**STATED GOAL A**
Set down everything in the book review from "Then a call" down to "pass (or more).".
─── TEXT EXTRACT ───
The Book Gourmet

Book reviews à la bookworm...The good, the bad, and everything in between.

 

 

Professional Reader Reviews Published

Over the Line by Emmy Curtis

Over the Line (Alpha Ops Series Book 2) - Emmy Curtis

Eight months after saving her life in Afghanistan, and finally home himself, James Walker feels it's time he made his move on Beth Garcia, the woman he's been salivating over while they were deployed together. A rock-climbing weekend is pretty harmless as far as seduction goes, but he'll be killing two birds with one stone—make a pass (or more) on Beth and avoid his sister's wedding.

Then a call from his younger sister comes, and James knows it's all over. He'll have to go to the wedding, and brave his parents...But maybe, if Beth tags along, say, as his fiancée, she could keep the vultures at bay, and he could still make a pass (or more).



This story starts with the ambush in Dangerous Territory when Beth is injured and James saves her life. But there any similarities between the books end. While the aforementioned first book in this series had everything going on for it—tight plot, great writing, good pacing, great characters, danger, nail-biting action...this one didn't.
─── MATERIAL PROVIDED ───
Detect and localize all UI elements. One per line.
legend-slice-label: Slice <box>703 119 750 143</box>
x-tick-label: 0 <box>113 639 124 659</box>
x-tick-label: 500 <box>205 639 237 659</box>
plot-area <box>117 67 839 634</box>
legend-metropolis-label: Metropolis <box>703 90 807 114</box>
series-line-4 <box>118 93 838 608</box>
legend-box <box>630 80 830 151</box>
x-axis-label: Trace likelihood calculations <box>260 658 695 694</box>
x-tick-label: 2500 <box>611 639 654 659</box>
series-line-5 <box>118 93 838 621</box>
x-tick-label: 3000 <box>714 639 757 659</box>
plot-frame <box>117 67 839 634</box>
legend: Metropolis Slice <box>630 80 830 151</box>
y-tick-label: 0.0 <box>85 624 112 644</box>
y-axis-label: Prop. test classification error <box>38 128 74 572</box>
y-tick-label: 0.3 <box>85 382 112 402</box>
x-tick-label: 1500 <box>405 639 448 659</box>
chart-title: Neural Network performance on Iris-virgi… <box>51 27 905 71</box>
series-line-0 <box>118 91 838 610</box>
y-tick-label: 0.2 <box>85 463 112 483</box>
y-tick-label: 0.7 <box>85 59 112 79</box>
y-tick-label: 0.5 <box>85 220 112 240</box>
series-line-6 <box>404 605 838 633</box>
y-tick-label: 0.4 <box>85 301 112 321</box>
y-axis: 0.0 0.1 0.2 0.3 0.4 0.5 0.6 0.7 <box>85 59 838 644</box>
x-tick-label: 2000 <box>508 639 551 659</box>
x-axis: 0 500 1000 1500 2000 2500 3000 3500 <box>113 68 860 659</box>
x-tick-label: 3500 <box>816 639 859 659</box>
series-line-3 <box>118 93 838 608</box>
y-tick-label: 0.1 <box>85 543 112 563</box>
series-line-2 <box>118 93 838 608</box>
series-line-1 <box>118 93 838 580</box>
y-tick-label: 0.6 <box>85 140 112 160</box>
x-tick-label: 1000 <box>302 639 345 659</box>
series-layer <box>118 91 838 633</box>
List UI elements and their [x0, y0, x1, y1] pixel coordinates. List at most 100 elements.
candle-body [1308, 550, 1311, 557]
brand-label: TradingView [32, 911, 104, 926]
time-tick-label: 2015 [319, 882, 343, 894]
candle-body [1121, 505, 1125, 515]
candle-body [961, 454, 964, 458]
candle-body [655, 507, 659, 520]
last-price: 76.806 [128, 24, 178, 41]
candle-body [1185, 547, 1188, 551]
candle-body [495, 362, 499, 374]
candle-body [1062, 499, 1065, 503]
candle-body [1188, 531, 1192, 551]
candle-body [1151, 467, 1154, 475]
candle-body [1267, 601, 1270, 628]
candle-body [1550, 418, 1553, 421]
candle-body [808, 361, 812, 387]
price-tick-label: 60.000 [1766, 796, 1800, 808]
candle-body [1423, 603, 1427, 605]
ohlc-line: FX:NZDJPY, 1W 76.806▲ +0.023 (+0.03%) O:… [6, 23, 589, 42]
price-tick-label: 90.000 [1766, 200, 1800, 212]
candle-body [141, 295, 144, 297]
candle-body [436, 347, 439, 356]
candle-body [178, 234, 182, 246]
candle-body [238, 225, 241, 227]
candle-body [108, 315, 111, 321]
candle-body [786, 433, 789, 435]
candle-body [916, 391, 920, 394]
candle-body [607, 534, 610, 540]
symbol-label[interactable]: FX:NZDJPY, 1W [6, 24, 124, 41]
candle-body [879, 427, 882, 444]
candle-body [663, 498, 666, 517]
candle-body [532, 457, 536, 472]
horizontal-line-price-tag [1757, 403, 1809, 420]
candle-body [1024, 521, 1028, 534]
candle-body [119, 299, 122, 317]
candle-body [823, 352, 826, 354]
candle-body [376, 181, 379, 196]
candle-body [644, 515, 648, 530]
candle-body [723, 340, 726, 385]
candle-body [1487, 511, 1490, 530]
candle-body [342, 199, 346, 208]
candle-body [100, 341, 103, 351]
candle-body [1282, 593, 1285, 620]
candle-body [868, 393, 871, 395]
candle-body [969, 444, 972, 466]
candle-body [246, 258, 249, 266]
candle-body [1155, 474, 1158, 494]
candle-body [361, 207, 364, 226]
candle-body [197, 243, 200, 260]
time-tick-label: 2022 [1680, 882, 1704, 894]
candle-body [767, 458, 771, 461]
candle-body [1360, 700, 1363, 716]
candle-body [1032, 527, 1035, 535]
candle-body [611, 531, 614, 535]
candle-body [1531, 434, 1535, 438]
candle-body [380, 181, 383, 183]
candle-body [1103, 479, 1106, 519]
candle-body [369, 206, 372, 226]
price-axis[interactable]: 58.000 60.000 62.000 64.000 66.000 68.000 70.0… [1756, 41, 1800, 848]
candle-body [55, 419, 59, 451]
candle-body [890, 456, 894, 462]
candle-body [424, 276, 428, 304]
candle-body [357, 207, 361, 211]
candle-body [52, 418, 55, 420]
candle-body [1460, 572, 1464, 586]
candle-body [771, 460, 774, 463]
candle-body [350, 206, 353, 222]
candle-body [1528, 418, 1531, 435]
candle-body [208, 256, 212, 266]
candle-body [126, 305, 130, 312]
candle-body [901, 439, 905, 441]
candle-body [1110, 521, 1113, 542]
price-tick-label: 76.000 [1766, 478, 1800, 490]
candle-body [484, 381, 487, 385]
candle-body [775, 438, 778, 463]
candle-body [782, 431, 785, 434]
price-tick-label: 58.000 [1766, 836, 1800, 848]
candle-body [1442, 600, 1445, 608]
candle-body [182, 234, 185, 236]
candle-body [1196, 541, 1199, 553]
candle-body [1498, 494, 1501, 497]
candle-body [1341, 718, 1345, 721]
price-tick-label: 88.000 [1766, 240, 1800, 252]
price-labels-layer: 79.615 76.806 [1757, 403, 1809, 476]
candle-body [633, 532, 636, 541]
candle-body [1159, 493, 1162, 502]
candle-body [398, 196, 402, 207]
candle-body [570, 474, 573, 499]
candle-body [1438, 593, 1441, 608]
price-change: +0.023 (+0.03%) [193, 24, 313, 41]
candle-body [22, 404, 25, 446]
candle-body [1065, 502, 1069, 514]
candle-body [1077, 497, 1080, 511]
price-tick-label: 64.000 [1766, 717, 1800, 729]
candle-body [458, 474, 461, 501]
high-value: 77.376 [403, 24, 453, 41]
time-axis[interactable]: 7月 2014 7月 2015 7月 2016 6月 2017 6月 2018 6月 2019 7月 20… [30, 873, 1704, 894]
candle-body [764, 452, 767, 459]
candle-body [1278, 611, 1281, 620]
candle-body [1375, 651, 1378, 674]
───
**STATED GOAL B**
Extract everything in the listing from its start down to the line containing "series-layer <box>118 91 838 633</box>", both ends included.

**EXERCISE SOLUTION A**
Then a call from his younger sister comes, and James knows it's all over. He'll have to go to the wedding, and brave his parents...But maybe, if Beth tags along, say, as his fiancée, she could keep the vultures at bay, and he could still make a pass (or more).

**EXERCISE SOLUTION B**
Detect and localize all UI elements. One per line.
legend-slice-label: Slice <box>703 119 750 143</box>
x-tick-label: 0 <box>113 639 124 659</box>
x-tick-label: 500 <box>205 639 237 659</box>
plot-area <box>117 67 839 634</box>
legend-metropolis-label: Metropolis <box>703 90 807 114</box>
series-line-4 <box>118 93 838 608</box>
legend-box <box>630 80 830 151</box>
x-axis-label: Trace likelihood calculations <box>260 658 695 694</box>
x-tick-label: 2500 <box>611 639 654 659</box>
series-line-5 <box>118 93 838 621</box>
x-tick-label: 3000 <box>714 639 757 659</box>
plot-frame <box>117 67 839 634</box>
legend: Metropolis Slice <box>630 80 830 151</box>
y-tick-label: 0.0 <box>85 624 112 644</box>
y-axis-label: Prop. test classification error <box>38 128 74 572</box>
y-tick-label: 0.3 <box>85 382 112 402</box>
x-tick-label: 1500 <box>405 639 448 659</box>
chart-title: Neural Network performance on Iris-virgi… <box>51 27 905 71</box>
series-line-0 <box>118 91 838 610</box>
y-tick-label: 0.2 <box>85 463 112 483</box>
y-tick-label: 0.7 <box>85 59 112 79</box>
y-tick-label: 0.5 <box>85 220 112 240</box>
series-line-6 <box>404 605 838 633</box>
y-tick-label: 0.4 <box>85 301 112 321</box>
y-axis: 0.0 0.1 0.2 0.3 0.4 0.5 0.6 0.7 <box>85 59 838 644</box>
x-tick-label: 2000 <box>508 639 551 659</box>
x-axis: 0 500 1000 1500 2000 2500 3000 3500 <box>113 68 860 659</box>
x-tick-label: 3500 <box>816 639 859 659</box>
series-line-3 <box>118 93 838 608</box>
y-tick-label: 0.1 <box>85 543 112 563</box>
series-line-2 <box>118 93 838 608</box>
series-line-1 <box>118 93 838 580</box>
y-tick-label: 0.6 <box>85 140 112 160</box>
x-tick-label: 1000 <box>302 639 345 659</box>
series-layer <box>118 91 838 633</box>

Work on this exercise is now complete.